SET TASK -
Copy the data exactly; pictures stay out of the copy.

>> begin

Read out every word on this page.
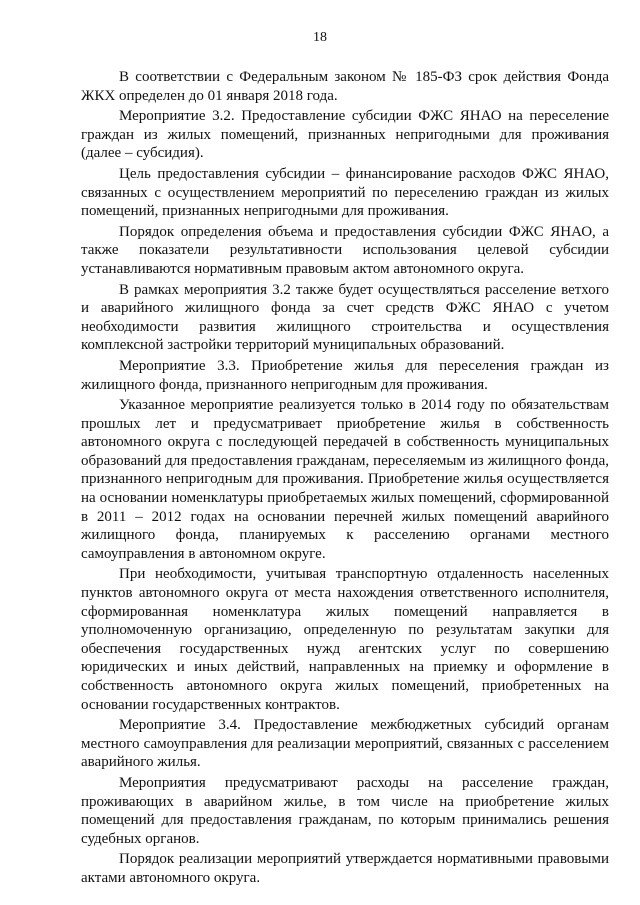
18

В соответствии с Федеральным законом № 185-ФЗ срок действия Фонда ЖКХ определен до 01 января 2018 года.

Мероприятие 3.2. Предоставление субсидии ФЖС ЯНАО на переселение граждан из жилых помещений, признанных непригодными для проживания (далее – субсидия).

Цель предоставления субсидии – финансирование расходов ФЖС ЯНАО, связанных с осуществлением мероприятий по переселению граждан из жилых помещений, признанных непригодными для проживания.

Порядок определения объема и предоставления субсидии ФЖС ЯНАО, а также показатели результативности использования целевой субсидии устанавливаются нормативным правовым актом автономного округа.

В рамках мероприятия 3.2 также будет осуществляться расселение ветхого и аварийного жилищного фонда за счет средств ФЖС ЯНАО с учетом необходимости развития жилищного строительства и осуществления комплексной застройки территорий муниципальных образований.

Мероприятие 3.3. Приобретение жилья для переселения граждан из жилищного фонда, признанного непригодным для проживания.

Указанное мероприятие реализуется только в 2014 году по обязательствам прошлых лет и предусматривает приобретение жилья в собственность автономного округа с последующей передачей в собственность муниципальных образований для предоставления гражданам, переселяемым из жилищного фонда, признанного непригодным для проживания. Приобретение жилья осуществляется на основании номенклатуры приобретаемых жилых помещений, сформированной в 2011 – 2012 годах на основании перечней жилых помещений аварийного жилищного фонда, планируемых к расселению органами местного самоуправления в автономном округе.

При необходимости, учитывая транспортную отдаленность населенных пунктов автономного округа от места нахождения ответственного исполнителя, сформированная номенклатура жилых помещений направляется в уполномоченную организацию, определенную по результатам закупки для обеспечения государственных нужд агентских услуг по совершению юридических и иных действий, направленных на приемку и оформление в собственность автономного округа жилых помещений, приобретенных на основании государственных контрактов.

Мероприятие 3.4. Предоставление межбюджетных субсидий органам местного самоуправления для реализации мероприятий, связанных с расселением аварийного жилья.

Мероприятия предусматривают расходы на расселение граждан, проживающих в аварийном жилье, в том числе на приобретение жилых помещений для предоставления гражданам, по которым принимались решения судебных органов.

Порядок реализации мероприятий утверждается нормативными правовыми актами автономного округа.
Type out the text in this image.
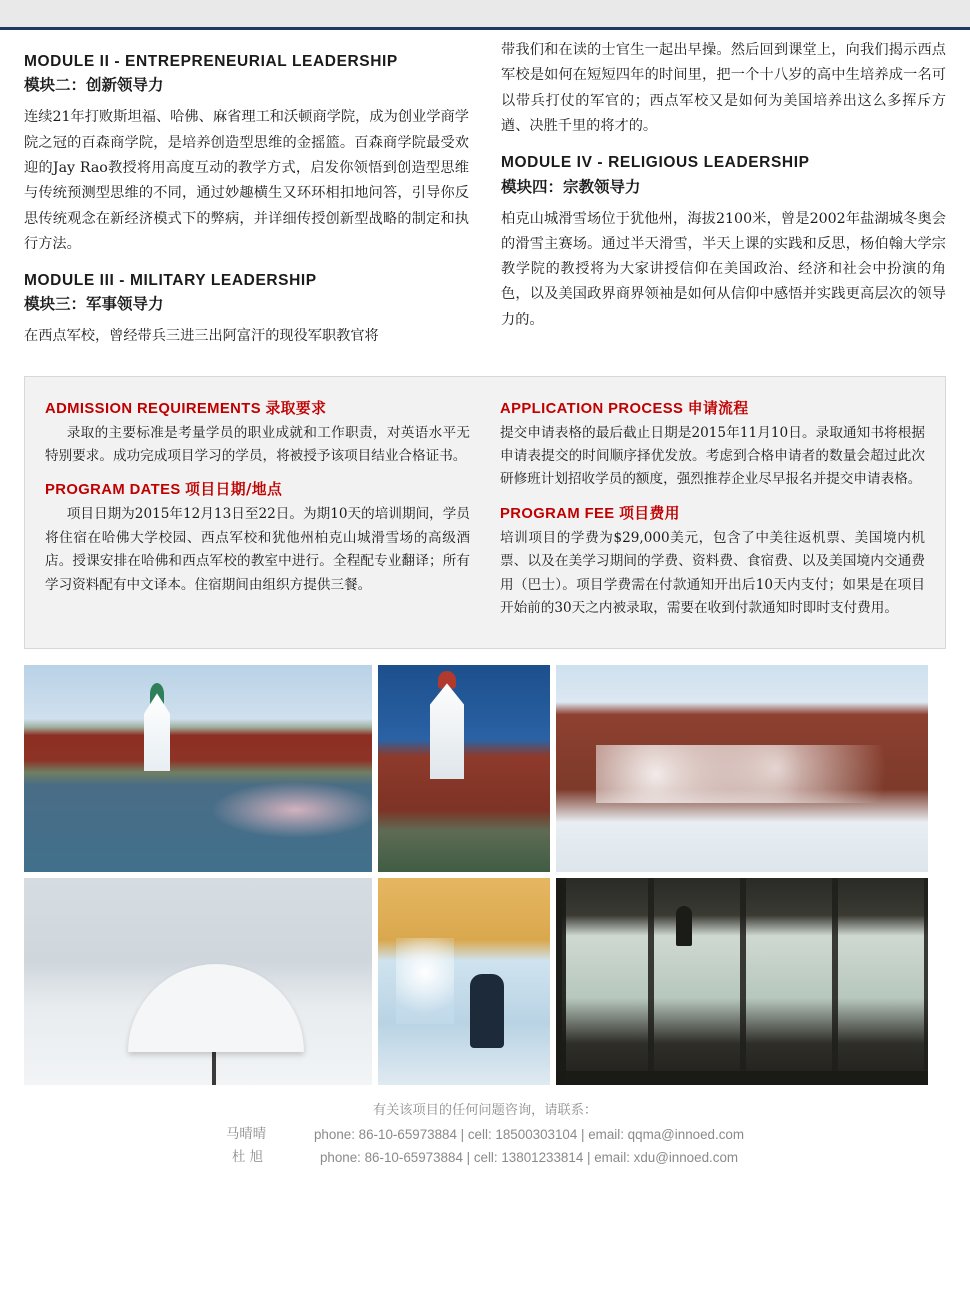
MODULE II - ENTREPRENEURIAL LEADERSHIP
模块二：创新领导力

连续21年打败斯坦福、哈佛、麻省理工和沃顿商学院，成为创业学商学院之冠的百森商学院，是培养创造型思维的金摇篮。百森商学院最受欢迎的Jay Rao教授将用高度互动的教学方式，启发你领悟到创造型思维与传统预测型思维的不同，通过妙趣横生又环环相扣地问答，引导你反思传统观念在新经济模式下的弊病，并详细传授创新型战略的制定和执行方法。

MODULE III - MILITARY LEADERSHIP
模块三：军事领导力

在西点军校，曾经带兵三进三出阿富汗的现役军职教官将

带我们和在读的士官生一起出早操。然后回到课堂上，向我们揭示西点军校是如何在短短四年的时间里，把一个十八岁的高中生培养成一名可以带兵打仗的军官的；西点军校又是如何为美国培养出这么多挥斥方遒、决胜千里的将才的。

MODULE IV - RELIGIOUS LEADERSHIP
模块四：宗教领导力

柏克山城滑雪场位于犹他州，海拔2100米，曾是2002年盐湖城冬奥会的滑雪主赛场。通过半天滑雪，半天上课的实践和反思，杨伯翰大学宗教学院的教授将为大家讲授信仰在美国政治、经济和社会中扮演的角色，以及美国政界商界领袖是如何从信仰中感悟并实践更高层次的领导力的。

ADMISSION REQUIREMENTS 录取要求

录取的主要标准是考量学员的职业成就和工作职责，对英语水平无特别要求。成功完成项目学习的学员，将被授予该项目结业合格证书。

PROGRAM DATES 项目日期/地点

项目日期为2015年12月13日至22日。为期10天的培训期间，学员将住宿在哈佛大学校园、西点军校和犹他州柏克山城滑雪场的高级酒店。授课安排在哈佛和西点军校的教室中进行。全程配专业翻译；所有学习资料配有中文译本。住宿期间由组织方提供三餐。

APPLICATION PROCESS 申请流程

提交申请表格的最后截止日期是2015年11月10日。录取通知书将根据申请表提交的时间顺序择优发放。考虑到合格申请者的数量会超过此次研修班计划招收学员的额度，强烈推荐企业尽早报名并提交申请表格。

PROGRAM FEE 项目费用

培训项目的学费为$29,000美元，包含了中美往返机票、美国境内机票、以及在美学习期间的学费、资料费、食宿费、以及美国境内交通费用（巴士）。项目学费需在付款通知开出后10天内支付；如果是在项目开始前的30天之内被录取，需要在收到付款通知时即时支付费用。

有关该项目的任何问题咨询，请联系：
马晴晴	phone: 86-10-65973884 | cell: 18500303104 | email: qqma@innoed.com
杜 旭	phone: 86-10-65973884 | cell: 13801233814 | email: xdu@innoed.com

>> end

WRITTEN ANSWER -
Read out every word on this page.
18

В соответствии с Федеральным законом № 185-ФЗ срок действия Фонда ЖКХ определен до 01 января 2018 года.

Мероприятие 3.2. Предоставление субсидии ФЖС ЯНАО на переселение граждан из жилых помещений, признанных непригодными для проживания (далее – субсидия).

Цель предоставления субсидии – финансирование расходов ФЖС ЯНАО, связанных с осуществлением мероприятий по переселению граждан из жилых помещений, признанных непригодными для проживания.

Порядок определения объема и предоставления субсидии ФЖС ЯНАО, а также показатели результативности использования целевой субсидии устанавливаются нормативным правовым актом автономного округа.

В рамках мероприятия 3.2 также будет осуществляться расселение ветхого и аварийного жилищного фонда за счет средств ФЖС ЯНАО с учетом необходимости развития жилищного строительства и осуществления комплексной застройки территорий муниципальных образований.

Мероприятие 3.3. Приобретение жилья для переселения граждан из жилищного фонда, признанного непригодным для проживания.

Указанное мероприятие реализуется только в 2014 году по обязательствам прошлых лет и предусматривает приобретение жилья в собственность автономного округа с последующей передачей в собственность муниципальных образований для предоставления гражданам, переселяемым из жилищного фонда, признанного непригодным для проживания. Приобретение жилья осуществляется на основании номенклатуры приобретаемых жилых помещений, сформированной в 2011 – 2012 годах на основании перечней жилых помещений аварийного жилищного фонда, планируемых к расселению органами местного самоуправления в автономном округе.

При необходимости, учитывая транспортную отдаленность населенных пунктов автономного округа от места нахождения ответственного исполнителя, сформированная номенклатура жилых помещений направляется в уполномоченную организацию, определенную по результатам закупки для обеспечения государственных нужд агентских услуг по совершению юридических и иных действий, направленных на приемку и оформление в собственность автономного округа жилых помещений, приобретенных на основании государственных контрактов.

Мероприятие 3.4. Предоставление межбюджетных субсидий органам местного самоуправления для реализации мероприятий, связанных с расселением аварийного жилья.

Мероприятия предусматривают расходы на расселение граждан, проживающих в аварийном жилье, в том числе на приобретение жилых помещений для предоставления гражданам, по которым принимались решения судебных органов.

Порядок реализации мероприятий утверждается нормативными правовыми актами автономного округа.
Type out the text in this image.
MODULE II - ENTREPRENEURIAL LEADERSHIP
模块二：创新领导力

连续21年打败斯坦福、哈佛、麻省理工和沃顿商学院，成为创业学商学院之冠的百森商学院，是培养创造型思维的金摇篮。百森商学院最受欢迎的Jay Rao教授将用高度互动的教学方式，启发你领悟到创造型思维与传统预测型思维的不同，通过妙趣横生又环环相扣地问答，引导你反思传统观念在新经济模式下的弊病，并详细传授创新型战略的制定和执行方法。

MODULE III - MILITARY LEADERSHIP
模块三：军事领导力

在西点军校，曾经带兵三进三出阿富汗的现役军职教官将

带我们和在读的士官生一起出早操。然后回到课堂上，向我们揭示西点军校是如何在短短四年的时间里，把一个十八岁的高中生培养成一名可以带兵打仗的军官的；西点军校又是如何为美国培养出这么多挥斥方遒、决胜千里的将才的。

MODULE IV - RELIGIOUS LEADERSHIP
模块四：宗教领导力

柏克山城滑雪场位于犹他州，海拔2100米，曾是2002年盐湖城冬奥会的滑雪主赛场。通过半天滑雪，半天上课的实践和反思，杨伯翰大学宗教学院的教授将为大家讲授信仰在美国政治、经济和社会中扮演的角色，以及美国政界商界领袖是如何从信仰中感悟并实践更高层次的领导力的。

ADMISSION REQUIREMENTS 录取要求

录取的主要标准是考量学员的职业成就和工作职责，对英语水平无特别要求。成功完成项目学习的学员，将被授予该项目结业合格证书。

PROGRAM DATES 项目日期/地点

项目日期为2015年12月13日至22日。为期10天的培训期间，学员将住宿在哈佛大学校园、西点军校和犹他州柏克山城滑雪场的高级酒店。授课安排在哈佛和西点军校的教室中进行。全程配专业翻译；所有学习资料配有中文译本。住宿期间由组织方提供三餐。

APPLICATION PROCESS 申请流程

提交申请表格的最后截止日期是2015年11月10日。录取通知书将根据申请表提交的时间顺序择优发放。考虑到合格申请者的数量会超过此次研修班计划招收学员的额度，强烈推荐企业尽早报名并提交申请表格。

PROGRAM FEE 项目费用

培训项目的学费为$29,000美元，包含了中美往返机票、美国境内机票、以及在美学习期间的学费、资料费、食宿费、以及美国境内交通费用（巴士）。项目学费需在付款通知开出后10天内支付；如果是在项目开始前的30天之内被录取，需要在收到付款通知时即时支付费用。

有关该项目的任何问题咨询，请联系：
马晴晴	phone: 86-10-65973884 | cell: 18500303104 | email: qqma@innoed.com
杜 旭	phone: 86-10-65973884 | cell: 13801233814 | email: xdu@innoed.com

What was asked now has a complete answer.